→ **Aim of the exercise**
Gather all lines in the data that hold the string "chevron".
-- start Dataset entries --
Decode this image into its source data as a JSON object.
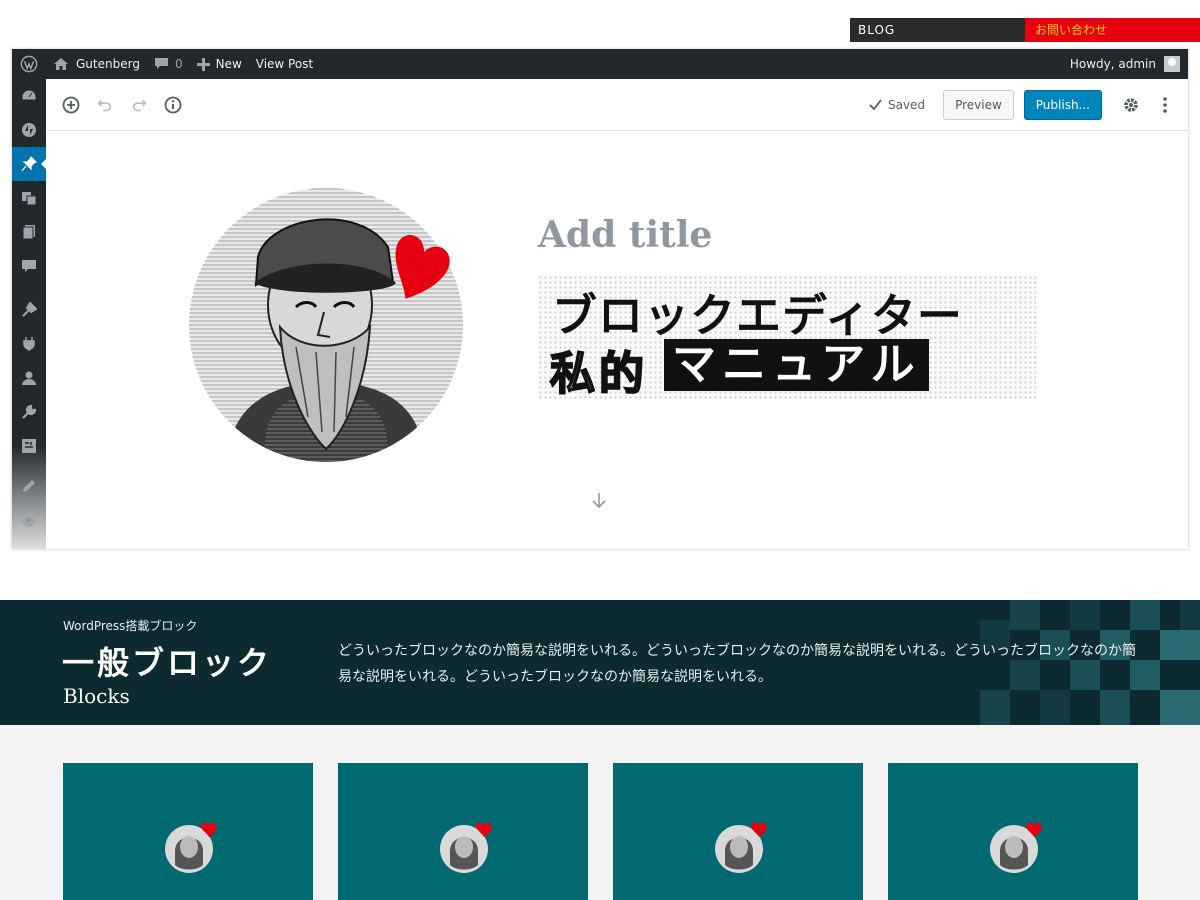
{
  "site_nav": {
    "blog": "BLOG",
    "contact": "お問い合わせ"
  },
  "adminbar": {
    "site_name": "Gutenberg",
    "comments_count": "0",
    "new_label": "New",
    "view_post": "View Post",
    "howdy": "Howdy, admin"
  },
  "admin_menu": [
    {
      "icon": "dashboard-icon"
    },
    {
      "icon": "jetpack-icon"
    },
    {
      "icon": "pin-icon",
      "active": true
    },
    {
      "icon": "media-icon"
    },
    {
      "icon": "pages-icon"
    },
    {
      "icon": "comments-icon"
    },
    {
      "icon": "appearance-icon"
    },
    {
      "icon": "plugins-icon"
    },
    {
      "icon": "users-icon"
    },
    {
      "icon": "tools-icon"
    },
    {
      "icon": "settings-icon"
    },
    {
      "icon": "edit-icon"
    },
    {
      "icon": "play-icon"
    }
  ],
  "toolbar": {
    "saved": "Saved",
    "preview": "Preview",
    "publish": "Publish..."
  },
  "editor": {
    "title_placeholder": "Add title",
    "hero_line1": "ブロックエディター",
    "hero_line2_outline": "私的",
    "hero_line2_box": "マニュアル"
  },
  "band": {
    "subtitle": "WordPress搭載ブロック",
    "title": "一般ブロック",
    "title_en": "Blocks",
    "description": "どういったブロックなのか簡易な説明をいれる。どういったブロックなのか簡易な説明をいれる。どういったブロックなのか簡易な説明をいれる。どういったブロックなのか簡易な説明をいれる。"
  },
  "colors": {
    "admin_bar": "#23282d",
    "accent_blue": "#0085ba",
    "band": "#0c2a30",
    "card": "#006a70",
    "heart": "#e60012"
  },
  "cards": [
    {},
    {},
    {},
    {}
  ]
}
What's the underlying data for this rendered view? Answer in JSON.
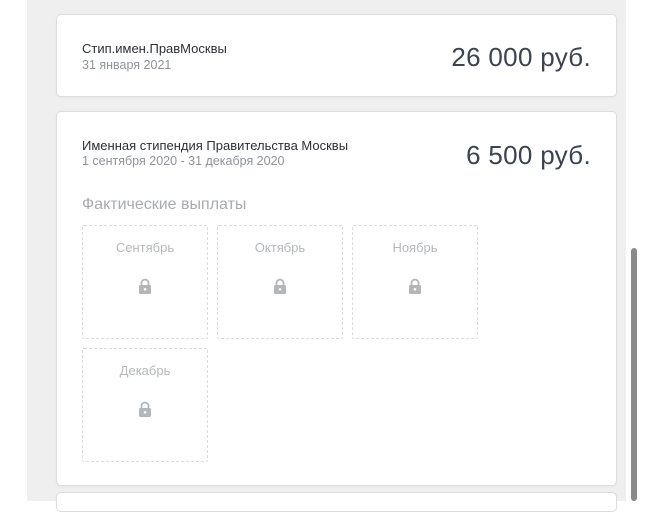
{
  "scholarships": [
    {
      "title": "Стип.имен.ПравМосквы",
      "date": "31 января 2021",
      "amount": "26 000 руб."
    },
    {
      "title": "Именная стипендия Правительства Москвы",
      "date": "1 сентября 2020 - 31 декабря 2020",
      "amount": "6 500 руб.",
      "payments_title": "Фактические выплаты",
      "months": [
        {
          "label": "Сентябрь",
          "icon": "lock-icon"
        },
        {
          "label": "Октябрь",
          "icon": "lock-icon"
        },
        {
          "label": "Ноябрь",
          "icon": "lock-icon"
        },
        {
          "label": "Декабрь",
          "icon": "lock-icon"
        }
      ]
    }
  ],
  "colors": {
    "background_panel": "#efefef",
    "card_border": "#dddddd",
    "amount_text": "#3b4250",
    "muted_text": "#8e939c",
    "locked_text": "#b5b8bd",
    "lock_icon": "#b3b6bb",
    "scrollbar": "#8a8a8a"
  }
}
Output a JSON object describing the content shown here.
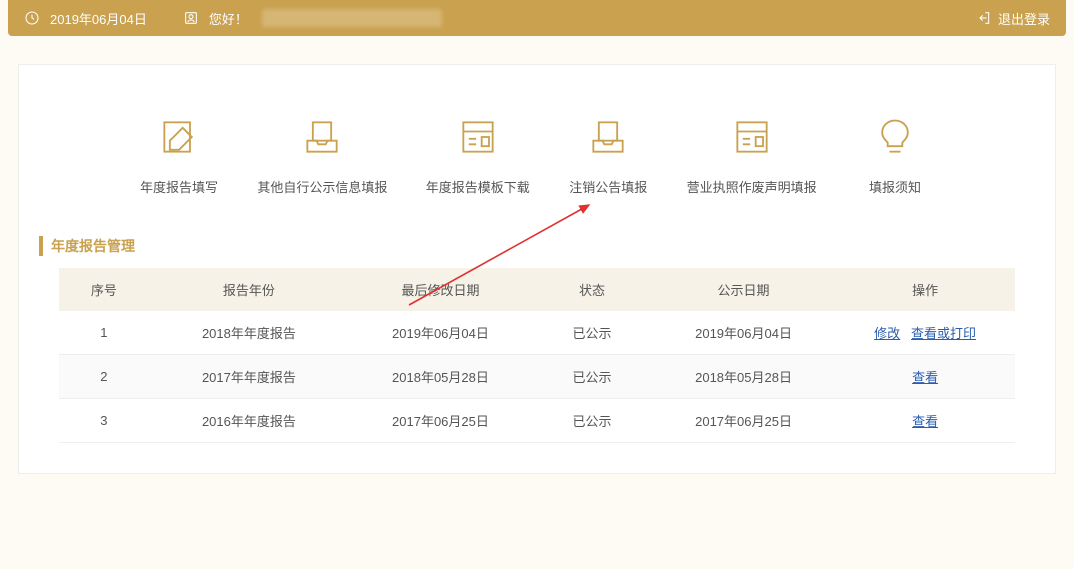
{
  "topbar": {
    "date": "2019年06月04日",
    "greeting": "您好！",
    "logout": "退出登录"
  },
  "nav": {
    "items": [
      {
        "label": "年度报告填写"
      },
      {
        "label": "其他自行公示信息填报"
      },
      {
        "label": "年度报告模板下载"
      },
      {
        "label": "注销公告填报"
      },
      {
        "label": "营业执照作废声明填报"
      },
      {
        "label": "填报须知"
      }
    ]
  },
  "section": {
    "title": "年度报告管理"
  },
  "table": {
    "headers": {
      "seq": "序号",
      "year": "报告年份",
      "modified": "最后修改日期",
      "status": "状态",
      "pubdate": "公示日期",
      "action": "操作"
    },
    "rows": [
      {
        "seq": "1",
        "year": "2018年年度报告",
        "modified": "2019年06月04日",
        "status": "已公示",
        "pubdate": "2019年06月04日",
        "actions": [
          "修改",
          "查看或打印"
        ]
      },
      {
        "seq": "2",
        "year": "2017年年度报告",
        "modified": "2018年05月28日",
        "status": "已公示",
        "pubdate": "2018年05月28日",
        "actions": [
          "查看"
        ]
      },
      {
        "seq": "3",
        "year": "2016年年度报告",
        "modified": "2017年06月25日",
        "status": "已公示",
        "pubdate": "2017年06月25日",
        "actions": [
          "查看"
        ]
      }
    ]
  }
}
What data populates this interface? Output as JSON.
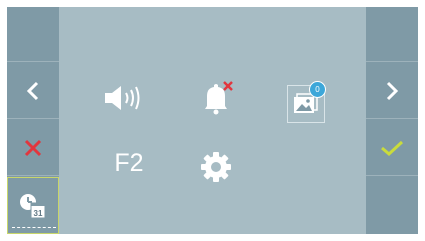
{
  "left_panel": {
    "back_icon": "chevron-left-icon",
    "cancel_icon": "x-icon",
    "calendar_icon": "clock-calendar-icon",
    "calendar_day": "31"
  },
  "right_panel": {
    "forward_icon": "chevron-right-icon",
    "confirm_icon": "check-icon"
  },
  "main": {
    "volume_icon": "speaker-volume-icon",
    "bell_icon": "bell-muted-icon",
    "gallery_icon": "image-gallery-icon",
    "gallery_badge": "0",
    "f2_label": "F2",
    "settings_icon": "gear-icon"
  },
  "colors": {
    "background": "#a7bcc4",
    "side_column": "#7f9aa6",
    "icon": "#ffffff",
    "cancel": "#e2363e",
    "confirm": "#c9dc3c",
    "badge": "#3da7d9"
  }
}
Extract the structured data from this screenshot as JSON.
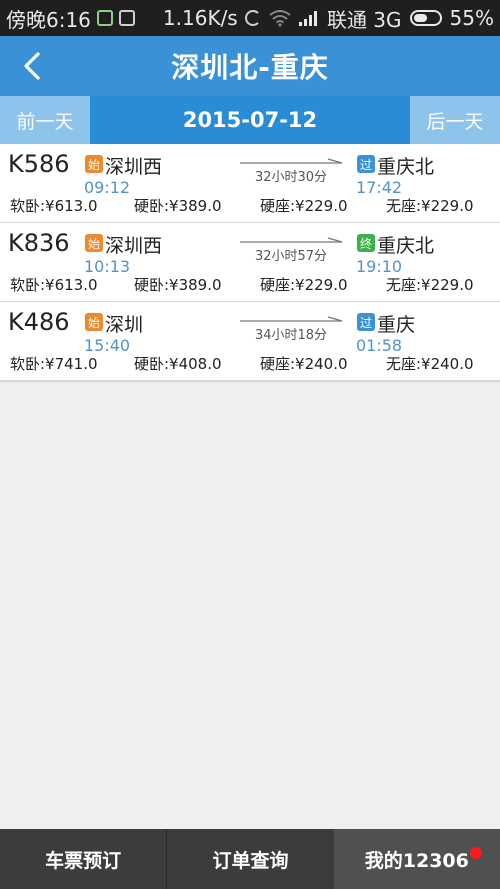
{
  "status_bar": {
    "time_label": "傍晚6:16",
    "speed": "1.16K/s",
    "carrier": "联通 3G",
    "battery": "55%",
    "battery_level": 0.55,
    "icons": [
      "shield-icon",
      "app-icon",
      "sync-icon",
      "wifi-icon",
      "signal-icon",
      "battery-icon"
    ]
  },
  "header": {
    "title": "深圳北-重庆",
    "back_icon": "chevron-left-icon"
  },
  "datebar": {
    "prev_label": "前一天",
    "date": "2015-07-12",
    "next_label": "后一天"
  },
  "trains": [
    {
      "code": "K586",
      "from_badge": "始",
      "from_station": "深圳西",
      "from_time": "09:12",
      "duration": "32小时30分",
      "to_badge": "过",
      "to_badge_color": "#3b91d6",
      "to_station": "重庆北",
      "to_time": "17:42",
      "prices": [
        "软卧:¥613.0",
        "硬卧:¥389.0",
        "硬座:¥229.0",
        "无座:¥229.0"
      ]
    },
    {
      "code": "K836",
      "from_badge": "始",
      "from_station": "深圳西",
      "from_time": "10:13",
      "duration": "32小时57分",
      "to_badge": "终",
      "to_badge_color": "#3cb04a",
      "to_station": "重庆北",
      "to_time": "19:10",
      "prices": [
        "软卧:¥613.0",
        "硬卧:¥389.0",
        "硬座:¥229.0",
        "无座:¥229.0"
      ]
    },
    {
      "code": "K486",
      "from_badge": "始",
      "from_station": "深圳",
      "from_time": "15:40",
      "duration": "34小时18分",
      "to_badge": "过",
      "to_badge_color": "#3b91d6",
      "to_station": "重庆",
      "to_time": "01:58",
      "prices": [
        "软卧:¥741.0",
        "硬卧:¥408.0",
        "硬座:¥240.0",
        "无座:¥240.0"
      ]
    }
  ],
  "bottom_nav": {
    "tabs": [
      {
        "label": "车票预订",
        "active": false
      },
      {
        "label": "订单查询",
        "active": false
      },
      {
        "label": "我的12306",
        "active": true,
        "notification": true
      }
    ]
  },
  "colors": {
    "header": "#3b91d6",
    "datebar": "#2a8bd6",
    "start_badge": "#f0892b",
    "time_text": "#4f95c8",
    "notification_dot": "#ff1a1a"
  }
}
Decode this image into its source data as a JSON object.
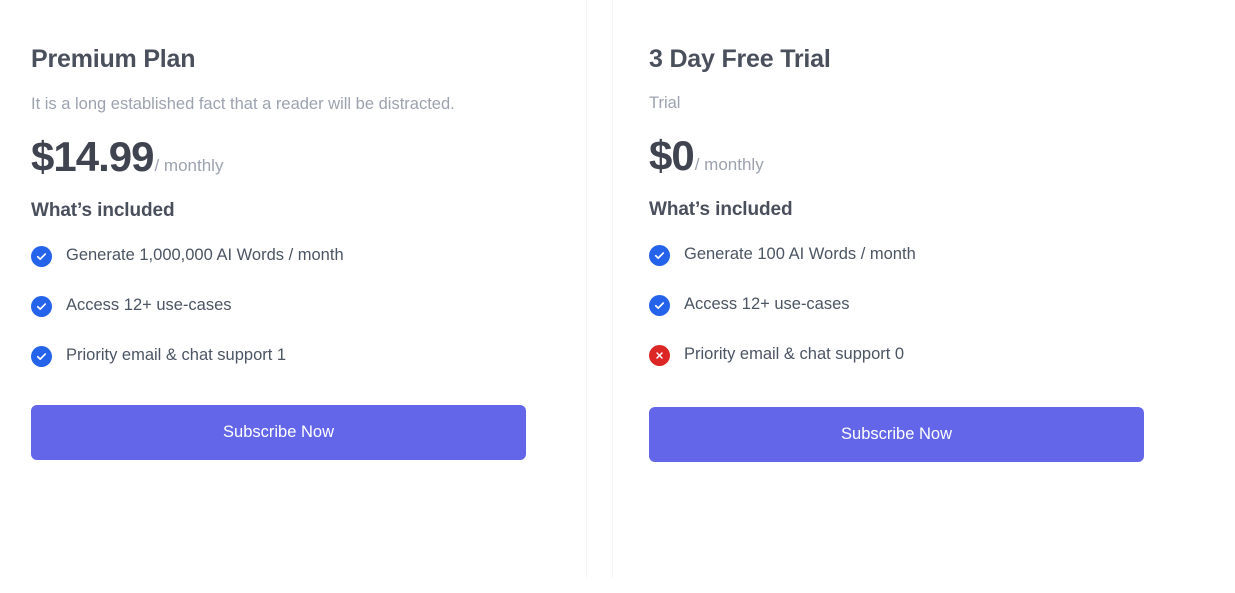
-- end Dataset entries --
→ **Full answer**
    "back_icon": "chevron-left-icon",
    "forward_icon": "chevron-right-icon",
    "back_icon": "chevron-left-icon"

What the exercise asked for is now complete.